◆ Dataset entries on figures
[Start]

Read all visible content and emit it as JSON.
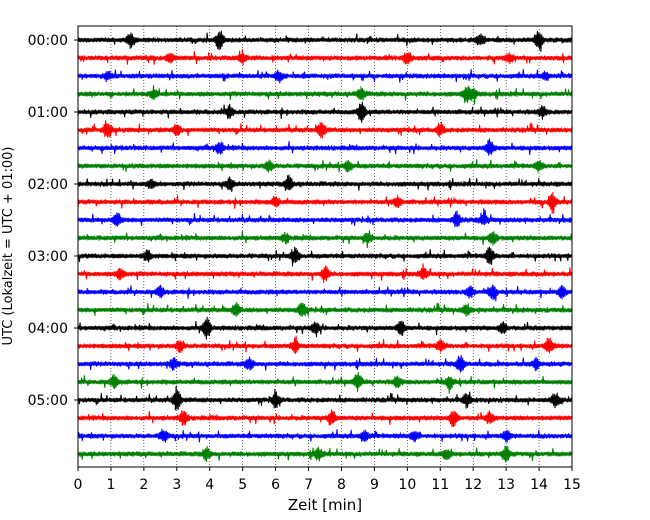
{
  "chart_data": {
    "type": "line",
    "subtype": "helicorder",
    "xlabel": "Zeit  [min]",
    "ylabel": "UTC (Lokalzeit = UTC + 01:00)",
    "xlim": [
      0,
      15
    ],
    "x_ticks": [
      "0",
      "1",
      "2",
      "3",
      "4",
      "5",
      "6",
      "7",
      "8",
      "9",
      "10",
      "11",
      "12",
      "13",
      "14",
      "15"
    ],
    "y_tick_labels": [
      "00:00",
      "01:00",
      "02:00",
      "03:00",
      "04:00",
      "05:00"
    ],
    "y_tick_rows": [
      0,
      4,
      8,
      12,
      16,
      20
    ],
    "row_interval_minutes": 15,
    "rows": 24,
    "color_cycle": [
      "#000000",
      "#ff0000",
      "#0000ff",
      "#008000"
    ],
    "vertical_grid": "dotted",
    "burst_events": [
      [
        [
          4.3,
          9
        ],
        [
          14.0,
          9
        ],
        [
          1.6,
          6
        ],
        [
          12.2,
          6
        ]
      ],
      [
        [
          5.0,
          5
        ],
        [
          10.0,
          6
        ],
        [
          2.8,
          4
        ],
        [
          13.1,
          4
        ]
      ],
      [
        [
          6.1,
          5
        ],
        [
          0.9,
          4
        ],
        [
          14.2,
          4
        ]
      ],
      [
        [
          8.6,
          6
        ],
        [
          2.3,
          4
        ],
        [
          11.8,
          7
        ],
        [
          12.0,
          5
        ]
      ],
      [
        [
          4.6,
          6
        ],
        [
          8.6,
          9
        ],
        [
          14.1,
          5
        ]
      ],
      [
        [
          0.9,
          8
        ],
        [
          3.0,
          5
        ],
        [
          7.4,
          7
        ],
        [
          11.0,
          6
        ]
      ],
      [
        [
          4.3,
          6
        ],
        [
          12.5,
          8
        ]
      ],
      [
        [
          5.8,
          5
        ],
        [
          8.2,
          6
        ],
        [
          14.0,
          4
        ]
      ],
      [
        [
          6.4,
          7
        ],
        [
          4.6,
          5
        ],
        [
          2.2,
          4
        ]
      ],
      [
        [
          14.4,
          9
        ],
        [
          9.7,
          5
        ],
        [
          6.0,
          5
        ]
      ],
      [
        [
          1.2,
          6
        ],
        [
          11.5,
          7
        ],
        [
          12.3,
          5
        ]
      ],
      [
        [
          8.8,
          5
        ],
        [
          12.6,
          6
        ],
        [
          6.3,
          4
        ]
      ],
      [
        [
          6.6,
          8
        ],
        [
          12.5,
          8
        ],
        [
          2.1,
          5
        ]
      ],
      [
        [
          1.3,
          6
        ],
        [
          7.5,
          7
        ],
        [
          10.5,
          5
        ]
      ],
      [
        [
          2.5,
          5
        ],
        [
          11.9,
          6
        ],
        [
          12.6,
          6
        ],
        [
          14.7,
          5
        ]
      ],
      [
        [
          4.8,
          6
        ],
        [
          6.8,
          7
        ],
        [
          11.8,
          5
        ]
      ],
      [
        [
          3.9,
          10
        ],
        [
          7.2,
          6
        ],
        [
          9.8,
          7
        ],
        [
          12.9,
          5
        ]
      ],
      [
        [
          3.1,
          6
        ],
        [
          14.3,
          8
        ],
        [
          11.0,
          5
        ],
        [
          6.6,
          6
        ]
      ],
      [
        [
          5.2,
          6
        ],
        [
          11.6,
          8
        ],
        [
          13.9,
          5
        ],
        [
          2.9,
          5
        ]
      ],
      [
        [
          1.1,
          6
        ],
        [
          8.5,
          7
        ],
        [
          11.3,
          6
        ],
        [
          9.7,
          5
        ]
      ],
      [
        [
          3.0,
          10
        ],
        [
          6.0,
          7
        ],
        [
          11.8,
          6
        ],
        [
          14.5,
          6
        ]
      ],
      [
        [
          3.2,
          7
        ],
        [
          7.7,
          7
        ],
        [
          11.4,
          8
        ],
        [
          12.5,
          5
        ]
      ],
      [
        [
          2.6,
          6
        ],
        [
          8.7,
          6
        ],
        [
          10.2,
          5
        ],
        [
          13.0,
          5
        ]
      ],
      [
        [
          3.9,
          6
        ],
        [
          7.3,
          5
        ],
        [
          11.2,
          5
        ],
        [
          13.0,
          7
        ]
      ]
    ]
  }
}
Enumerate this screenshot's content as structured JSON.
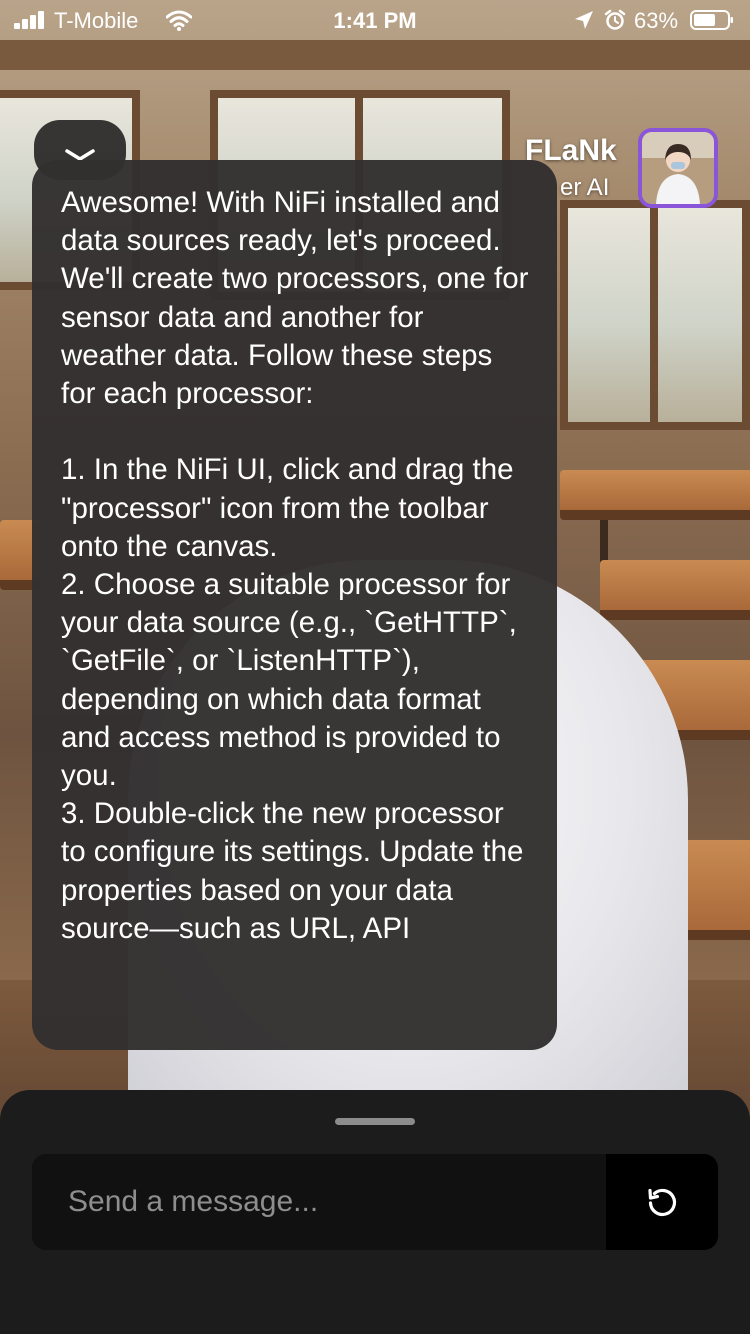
{
  "status_bar": {
    "carrier": "T-Mobile",
    "time": "1:41 PM",
    "battery_percent": "63%"
  },
  "header": {
    "character_name": "FLaNk",
    "character_subtitle": "er AI",
    "avatar_border_color": "#8a55d8"
  },
  "message": {
    "text": "Awesome! With NiFi installed and data sources ready, let's proceed. We'll create two processors, one for sensor data and another for weather data. Follow these steps for each processor:\n\n1. In the NiFi UI, click and drag the \"processor\" icon from the toolbar onto the canvas.\n2. Choose a suitable processor for your data source (e.g., `GetHTTP`, `GetFile`, or `ListenHTTP`), depending on which data format and access method is provided to you.\n3. Double-click the new processor to configure its settings. Update the properties based on your data source—such as URL, API"
  },
  "composer": {
    "placeholder": "Send a message...",
    "value": ""
  },
  "icons": {
    "signal": "cellular-signal-icon",
    "wifi": "wifi-icon",
    "location": "location-arrow-icon",
    "alarm": "alarm-clock-icon",
    "battery": "battery-icon",
    "close": "chevron-down-icon",
    "refresh": "refresh-icon"
  }
}
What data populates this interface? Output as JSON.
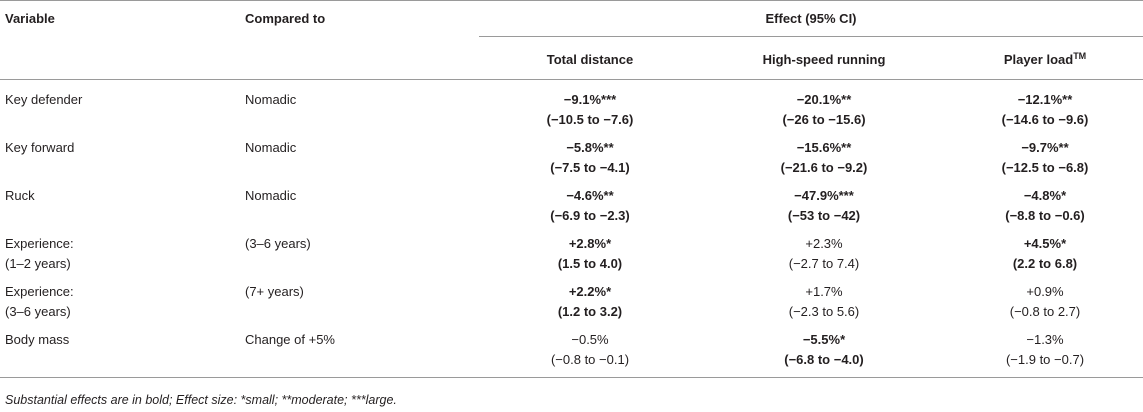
{
  "header": {
    "variable": "Variable",
    "compared_to": "Compared to",
    "effect": "Effect (95% CI)",
    "total_distance": "Total distance",
    "high_speed_running": "High-speed running",
    "player_load": "Player load",
    "player_load_sup": "TM"
  },
  "rows": [
    {
      "variable": [
        "Key defender"
      ],
      "compared": [
        "Nomadic"
      ],
      "td": {
        "effect": "−9.1%***",
        "ci": "(−10.5 to −7.6)",
        "bold": true
      },
      "hsr": {
        "effect": "−20.1%**",
        "ci": "(−26 to −15.6)",
        "bold": true
      },
      "pl": {
        "effect": "−12.1%**",
        "ci": "(−14.6 to −9.6)",
        "bold": true
      }
    },
    {
      "variable": [
        "Key forward"
      ],
      "compared": [
        "Nomadic"
      ],
      "td": {
        "effect": "−5.8%**",
        "ci": "(−7.5 to −4.1)",
        "bold": true
      },
      "hsr": {
        "effect": "−15.6%**",
        "ci": "(−21.6 to −9.2)",
        "bold": true
      },
      "pl": {
        "effect": "−9.7%**",
        "ci": "(−12.5 to −6.8)",
        "bold": true
      }
    },
    {
      "variable": [
        "Ruck"
      ],
      "compared": [
        "Nomadic"
      ],
      "td": {
        "effect": "−4.6%**",
        "ci": "(−6.9 to −2.3)",
        "bold": true
      },
      "hsr": {
        "effect": "−47.9%***",
        "ci": "(−53 to −42)",
        "bold": true
      },
      "pl": {
        "effect": "−4.8%*",
        "ci": "(−8.8 to −0.6)",
        "bold": true
      }
    },
    {
      "variable": [
        "Experience:",
        "(1–2 years)"
      ],
      "compared": [
        "(3–6 years)"
      ],
      "td": {
        "effect": "+2.8%*",
        "ci": "(1.5 to 4.0)",
        "bold": true
      },
      "hsr": {
        "effect": "+2.3%",
        "ci": "(−2.7 to 7.4)",
        "bold": false
      },
      "pl": {
        "effect": "+4.5%*",
        "ci": "(2.2 to 6.8)",
        "bold": true
      }
    },
    {
      "variable": [
        "Experience:",
        "(3–6 years)"
      ],
      "compared": [
        "(7+ years)"
      ],
      "td": {
        "effect": "+2.2%*",
        "ci": "(1.2 to 3.2)",
        "bold": true
      },
      "hsr": {
        "effect": "+1.7%",
        "ci": "(−2.3 to 5.6)",
        "bold": false
      },
      "pl": {
        "effect": "+0.9%",
        "ci": "(−0.8 to 2.7)",
        "bold": false
      }
    },
    {
      "variable": [
        "Body mass"
      ],
      "compared": [
        "Change of +5%"
      ],
      "td": {
        "effect": "−0.5%",
        "ci": "(−0.8 to −0.1)",
        "bold": false
      },
      "hsr": {
        "effect": "−5.5%*",
        "ci": "(−6.8 to −4.0)",
        "bold": true
      },
      "pl": {
        "effect": "−1.3%",
        "ci": "(−1.9 to −0.7)",
        "bold": false
      }
    }
  ],
  "footnote": "Substantial effects are in bold; Effect size: *small; **moderate; ***large."
}
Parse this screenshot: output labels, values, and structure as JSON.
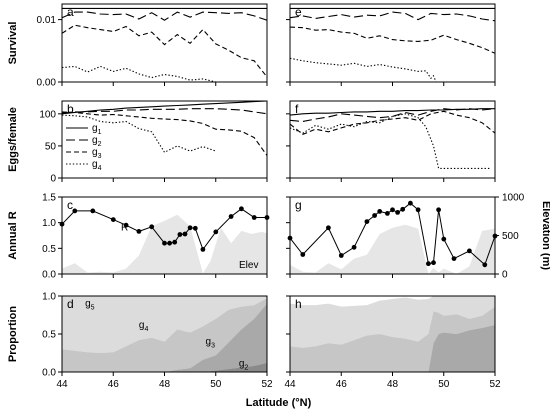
{
  "chart_data": {
    "type": "line",
    "xlabel": "Latitude (°N)",
    "xlim": [
      44,
      52
    ],
    "xticks": [
      44,
      46,
      48,
      50,
      52
    ],
    "left_column_panels": [
      "a",
      "b",
      "c",
      "d"
    ],
    "right_column_panels": [
      "e",
      "f",
      "g",
      "h"
    ],
    "rows": [
      {
        "ylabel": "Survival",
        "ylim": [
          0,
          0.0125
        ],
        "yticks": [
          {
            "v": 0,
            "label": "0.00"
          },
          {
            "v": 0.01,
            "label": "0.01"
          }
        ]
      },
      {
        "ylabel": "Eggs/female",
        "ylim": [
          0,
          120
        ],
        "yticks": [
          {
            "v": 0,
            "label": "0"
          },
          {
            "v": 50,
            "label": "50"
          },
          {
            "v": 100,
            "label": "100"
          }
        ],
        "legend": {
          "entries": [
            {
              "base": "g",
              "sub": "1",
              "dash": ""
            },
            {
              "base": "g",
              "sub": "2",
              "dash": "9,4"
            },
            {
              "base": "g",
              "sub": "3",
              "dash": "5,3"
            },
            {
              "base": "g",
              "sub": "4",
              "dash": "1.4,2"
            }
          ]
        }
      },
      {
        "ylabel": "Annual R",
        "ylim": [
          0,
          1.5
        ],
        "yticks": [
          {
            "v": 0,
            "label": "0.0"
          },
          {
            "v": 0.5,
            "label": "0.5"
          },
          {
            "v": 1,
            "label": "1.0"
          },
          {
            "v": 1.5,
            "label": "1.5"
          }
        ],
        "y2label": "Elevation (m)",
        "y2lim": [
          0,
          1000
        ],
        "y2ticks": [
          {
            "v": 0,
            "label": "0"
          },
          {
            "v": 500,
            "label": "500"
          },
          {
            "v": 1000,
            "label": "1000"
          }
        ],
        "r_label": "R",
        "elev_label": "Elev"
      },
      {
        "ylabel": "Proportion",
        "ylim": [
          0,
          1
        ],
        "yticks": [
          {
            "v": 0,
            "label": "0.0"
          },
          {
            "v": 0.5,
            "label": "0.5"
          },
          {
            "v": 1,
            "label": "1.0"
          }
        ],
        "labels": [
          {
            "base": "g",
            "sub": "5"
          },
          {
            "base": "g",
            "sub": "4"
          },
          {
            "base": "g",
            "sub": "3"
          },
          {
            "base": "g",
            "sub": "2"
          }
        ]
      }
    ],
    "left": {
      "survival": {
        "x": [
          44,
          44.5,
          45,
          45.5,
          46,
          46.5,
          47,
          47.5,
          48,
          48.5,
          49,
          49.5,
          50,
          50.5,
          51,
          51.5,
          52
        ],
        "g1": [
          0.0118,
          0.0118,
          0.0118,
          0.0118,
          0.0118,
          0.0118,
          0.0118,
          0.0118,
          0.0118,
          0.0118,
          0.0118,
          0.0118,
          0.0118,
          0.0118,
          0.0118,
          0.0118,
          0.0118
        ],
        "g2": [
          0.0103,
          0.0112,
          0.0112,
          0.0109,
          0.0108,
          0.0109,
          0.0101,
          0.0111,
          0.0099,
          0.0112,
          0.0104,
          0.0112,
          0.0111,
          0.011,
          0.0111,
          0.0106,
          0.0099
        ],
        "g3": [
          0.0078,
          0.0091,
          0.0087,
          0.0084,
          0.0081,
          0.0089,
          0.0074,
          0.008,
          0.006,
          0.0076,
          0.0062,
          0.0084,
          0.0061,
          0.0051,
          0.0039,
          0.0034,
          0.0008
        ],
        "g4_x": [
          44,
          44.5,
          45,
          45.5,
          46,
          46.5,
          47,
          47.5,
          48,
          48.5,
          49,
          49.5,
          50
        ],
        "g4": [
          0.0023,
          0.0025,
          0.0016,
          0.0025,
          0.0017,
          0.0022,
          0.0013,
          0.0007,
          0.0012,
          0.0009,
          0.0003,
          0.0005,
          0.0
        ]
      },
      "eggs": {
        "x": [
          44,
          44.5,
          45,
          45.5,
          46,
          46.5,
          47,
          47.5,
          48,
          48.5,
          49,
          49.5,
          50,
          50.5,
          51,
          51.5,
          52
        ],
        "g1": [
          100,
          102,
          104,
          106,
          107,
          109,
          110,
          111,
          112,
          113,
          114,
          115,
          116,
          117,
          118,
          119,
          120
        ],
        "g2": [
          101,
          103,
          103,
          104,
          104,
          106,
          106,
          107,
          107,
          107,
          108,
          108,
          108,
          107,
          106,
          103,
          100
        ],
        "g3": [
          103,
          102,
          100,
          98,
          99,
          97,
          95,
          93,
          92,
          91,
          89,
          85,
          76,
          75,
          73,
          63,
          35
        ],
        "g4_x": [
          44,
          44.5,
          45,
          45.5,
          46,
          46.5,
          47,
          47.5,
          48,
          48.5,
          49,
          49.5,
          50
        ],
        "g4": [
          98,
          97,
          95,
          88,
          86,
          88,
          77,
          72,
          40,
          50,
          42,
          49,
          42
        ]
      },
      "r": {
        "x": [
          44,
          44.5,
          45.2,
          46,
          46.5,
          47,
          47.5,
          48,
          48.2,
          48.4,
          48.6,
          48.8,
          49,
          49.2,
          49.5,
          50,
          50.6,
          51,
          51.5,
          52
        ],
        "values": [
          0.97,
          1.23,
          1.23,
          1.06,
          0.95,
          0.83,
          0.92,
          0.6,
          0.6,
          0.62,
          0.77,
          0.78,
          0.9,
          0.89,
          0.48,
          0.82,
          1.12,
          1.27,
          1.1,
          1.1
        ]
      },
      "elevation": {
        "x": [
          44,
          44.5,
          45,
          45.5,
          46,
          46.5,
          47,
          47.5,
          48,
          48.5,
          49,
          49.5,
          49.8,
          50.2,
          50.6,
          51,
          51.4,
          51.8,
          52
        ],
        "values": [
          70,
          140,
          20,
          30,
          20,
          70,
          240,
          620,
          690,
          770,
          620,
          10,
          170,
          600,
          400,
          560,
          520,
          550,
          530
        ]
      },
      "proportion": {
        "x": [
          44,
          44.5,
          45,
          45.5,
          46,
          46.5,
          47,
          47.5,
          48,
          48.5,
          49,
          49.5,
          50,
          50.5,
          51,
          51.5,
          52
        ],
        "g2": [
          0,
          0,
          0,
          0,
          0,
          0,
          0,
          0,
          0,
          0,
          0,
          0,
          0.02,
          0.04,
          0.06,
          0.08,
          0.12
        ],
        "g2g3": [
          0,
          0,
          0,
          0,
          0,
          0,
          0,
          0,
          0,
          0.03,
          0.05,
          0.16,
          0.22,
          0.39,
          0.56,
          0.7,
          0.9
        ],
        "g2g3g4": [
          0.3,
          0.28,
          0.26,
          0.25,
          0.26,
          0.34,
          0.42,
          0.45,
          0.4,
          0.56,
          0.52,
          0.6,
          0.7,
          0.82,
          0.86,
          0.88,
          0.97
        ],
        "total": [
          1,
          1,
          1,
          1,
          1,
          1,
          1,
          1,
          1,
          1,
          1,
          1,
          1,
          1,
          1,
          1,
          1
        ]
      }
    },
    "right": {
      "survival": {
        "x": [
          44,
          44.5,
          45,
          45.5,
          46,
          46.5,
          47,
          47.5,
          48,
          48.5,
          49,
          49.5,
          50,
          50.5,
          51,
          51.5,
          52
        ],
        "g1": [
          0.0118,
          0.0118,
          0.0118,
          0.0118,
          0.0118,
          0.0118,
          0.0118,
          0.0118,
          0.0118,
          0.0118,
          0.0118,
          0.0118,
          0.0118,
          0.0118,
          0.0118,
          0.0118,
          0.0118
        ],
        "g2": [
          0.0103,
          0.0106,
          0.0102,
          0.0105,
          0.0108,
          0.0104,
          0.0107,
          0.0106,
          0.0112,
          0.011,
          0.01,
          0.011,
          0.0108,
          0.0109,
          0.0106,
          0.0101,
          0.0098
        ],
        "g3": [
          0.0088,
          0.0087,
          0.0083,
          0.0084,
          0.008,
          0.0078,
          0.007,
          0.0074,
          0.0068,
          0.0066,
          0.0065,
          0.0067,
          0.0075,
          0.0068,
          0.0062,
          0.0055,
          0.0046
        ],
        "g4_x": [
          44,
          44.5,
          45,
          45.5,
          46,
          46.5,
          47,
          47.5,
          48,
          48.5,
          49,
          49.3,
          49.5,
          49.6,
          49.7
        ],
        "g4": [
          0.0038,
          0.0034,
          0.0031,
          0.0029,
          0.0027,
          0.003,
          0.0025,
          0.0028,
          0.0024,
          0.0021,
          0.0017,
          0.0018,
          0.0006,
          0.001,
          0.0
        ]
      },
      "eggs": {
        "x": [
          44,
          44.5,
          45,
          45.5,
          46,
          46.5,
          47,
          47.5,
          48,
          48.5,
          49,
          49.5,
          50,
          50.5,
          51,
          51.5,
          52
        ],
        "g1": [
          98,
          100,
          101,
          101,
          102,
          103,
          103,
          104,
          104,
          105,
          105,
          106,
          106,
          107,
          107,
          108,
          108
        ],
        "g2": [
          90,
          88,
          92,
          95,
          100,
          98,
          96,
          94,
          96,
          102,
          98,
          104,
          108,
          106,
          108,
          106,
          108
        ],
        "g3": [
          84,
          68,
          76,
          72,
          78,
          84,
          86,
          90,
          92,
          94,
          90,
          100,
          104,
          98,
          94,
          86,
          70
        ],
        "g4_x": [
          44,
          44.5,
          45,
          45.5,
          46,
          46.5,
          47,
          47.5,
          48,
          48.5,
          49,
          49.3,
          49.6,
          49.8,
          50,
          50.5,
          51,
          51.5,
          51.8
        ],
        "g4": [
          78,
          70,
          82,
          76,
          84,
          80,
          88,
          86,
          96,
          100,
          94,
          80,
          50,
          15,
          15,
          15,
          15,
          15,
          15
        ]
      },
      "r": {
        "x": [
          44,
          44.5,
          45.5,
          46,
          46.5,
          47,
          47.3,
          47.5,
          47.8,
          48,
          48.2,
          48.4,
          48.7,
          49,
          49.4,
          49.6,
          49.8,
          50,
          50.4,
          51,
          51.6,
          52
        ],
        "values": [
          0.7,
          0.38,
          0.9,
          0.36,
          0.52,
          1.02,
          1.14,
          1.22,
          1.18,
          1.25,
          1.2,
          1.26,
          1.38,
          1.25,
          0.2,
          0.22,
          1.25,
          0.68,
          0.3,
          0.45,
          0.18,
          0.74
        ]
      },
      "elevation": {
        "x": [
          44,
          44.5,
          45,
          45.5,
          46,
          46.5,
          47,
          47.5,
          48,
          48.5,
          49,
          49.4,
          49.6,
          49.8,
          50,
          50.5,
          51,
          51.5,
          52
        ],
        "values": [
          120,
          30,
          20,
          140,
          60,
          200,
          250,
          520,
          600,
          640,
          590,
          0,
          80,
          20,
          70,
          0,
          100,
          560,
          590
        ]
      },
      "proportion": {
        "x": [
          44,
          44.5,
          45,
          45.5,
          46,
          46.5,
          47,
          47.5,
          48,
          48.5,
          49,
          49.4,
          49.6,
          49.8,
          50,
          50.5,
          51,
          51.5,
          52
        ],
        "g2g3": [
          0,
          0,
          0,
          0,
          0,
          0,
          0,
          0,
          0,
          0,
          0,
          0,
          0.38,
          0.5,
          0.52,
          0.5,
          0.55,
          0.58,
          0.62
        ],
        "g2g3g4": [
          0.34,
          0.32,
          0.34,
          0.38,
          0.36,
          0.42,
          0.48,
          0.5,
          0.46,
          0.44,
          0.4,
          0.5,
          0.8,
          0.78,
          0.74,
          0.76,
          0.7,
          0.74,
          0.86
        ],
        "total": [
          0.9,
          0.88,
          0.88,
          0.9,
          0.86,
          0.87,
          0.88,
          0.94,
          0.96,
          0.98,
          0.95,
          0.96,
          1,
          1,
          1,
          1,
          1,
          1,
          1
        ]
      }
    },
    "colors": {
      "series": "#000000",
      "marker": "#000000",
      "elevation_fill": "#e6e6e6",
      "g5_fill": "#dcdcdc",
      "g4_fill": "#c6c6c6",
      "g3_fill": "#a9a9a9",
      "g2_fill": "#8a8a8a"
    }
  }
}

[End]

◆ Given request
Check each line of the data above for the word "JSON", then state how many lines have it. Give the number alone.

◆ Written answer
4